(Collection entries)

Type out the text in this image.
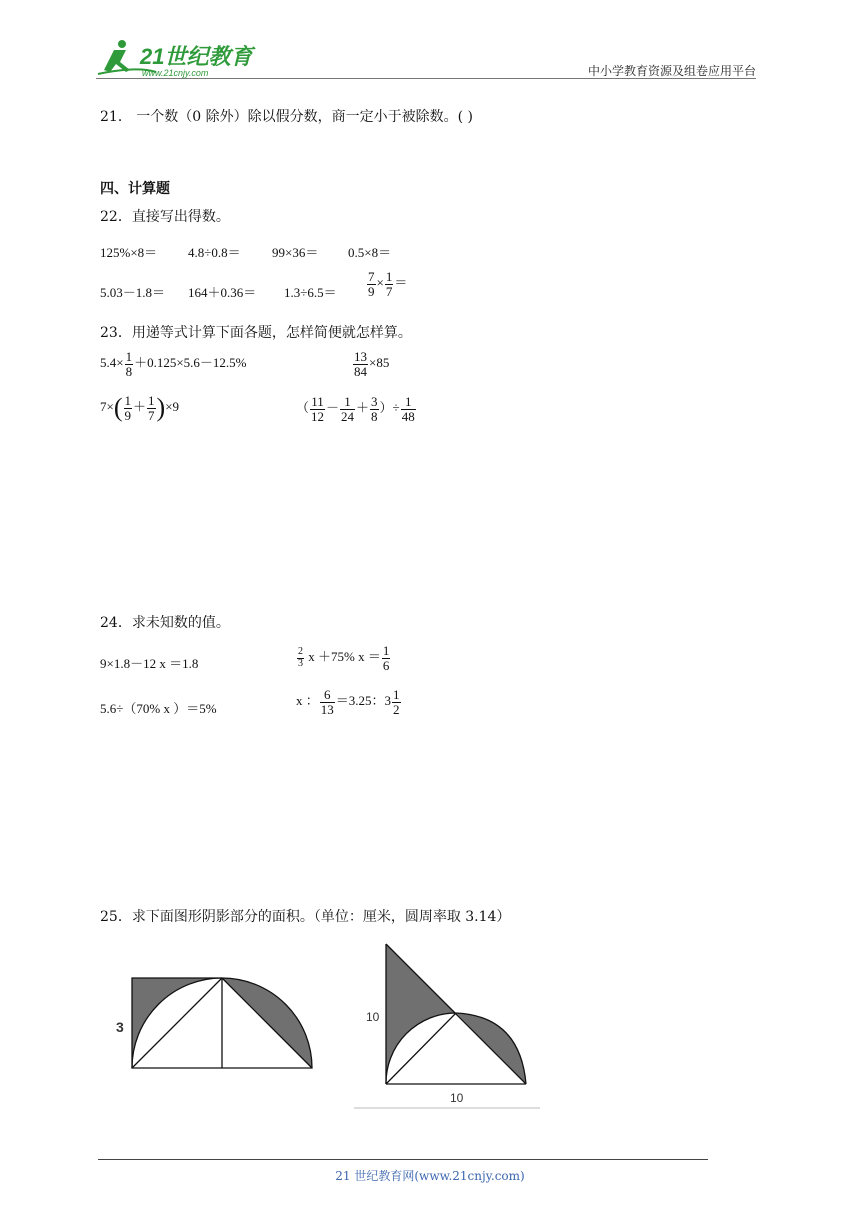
21世纪教育
www.21cnjy.com	中小学教育资源及组卷应用平台
21． 一个数（0 除外）除以假分数，商一定小于被除数。( )
四、计算题
22．直接写出得数。
125%×8＝ 4.8÷0.8＝ 99×36＝ 0.5×8＝
$5.03-1.8= 164+0.36= 1.3\div 6.5= \frac{7}{9} \times \frac{1}{7}$ ＝
23．用递等式计算下面各题，怎样简便就怎样算。
$5.4\times \frac{1}{8} +0.125\times 5.6-12.5\%$	$\frac{13}{84} \times 85$
$7\times( \frac{1}{9} + \frac{1}{7} )\times 9$	（ $\frac{11}{12} - \frac{1}{24} + \frac{3}{8}$ ）÷ $\frac{1}{48}$
24．求未知数的值。
9×1.8－12 x ＝1.8	$\frac{2}{3}$ x ＋75% $x = \frac{1}{6}$
5.6÷（70% x ）＝5%
x ： $\frac{6}{13} =3.25$：$3 \frac{1}{2}$
25．求下面图形阴影部分的面积。（单位：厘米，圆周率取 3.14）
3
10
10
21 世纪教育网(www.21cnjy.com)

**Work required**
Keep the pictures out of the copy and write out the data exactly as it stands.

**Exercise output**
Type out the text in this image.
21世纪教育
www.21cnjy.com	中小学教育资源及组卷应用平台
21． 一个数（0 除外）除以假分数，商一定小于被除数。( )
四、计算题
22．直接写出得数。
125%×8＝ 4.8÷0.8＝ 99×36＝ 0.5×8＝
$5.03-1.8= 164+0.36= 1.3\div 6.5= \frac{7}{9} \times \frac{1}{7}$ ＝
23．用递等式计算下面各题，怎样简便就怎样算。
$5.4\times \frac{1}{8} +0.125\times 5.6-12.5\%$	$\frac{13}{84} \times 85$
$7\times( \frac{1}{9} + \frac{1}{7} )\times 9$	（ $\frac{11}{12} - \frac{1}{24} + \frac{3}{8}$ ）÷ $\frac{1}{48}$
24．求未知数的值。
9×1.8－12 x ＝1.8	$\frac{2}{3}$ x ＋75% $x = \frac{1}{6}$
5.6÷（70% x ）＝5%
x ： $\frac{6}{13} =3.25$：$3 \frac{1}{2}$
25．求下面图形阴影部分的面积。（单位：厘米，圆周率取 3.14）
3
10
10
21 世纪教育网(www.21cnjy.com)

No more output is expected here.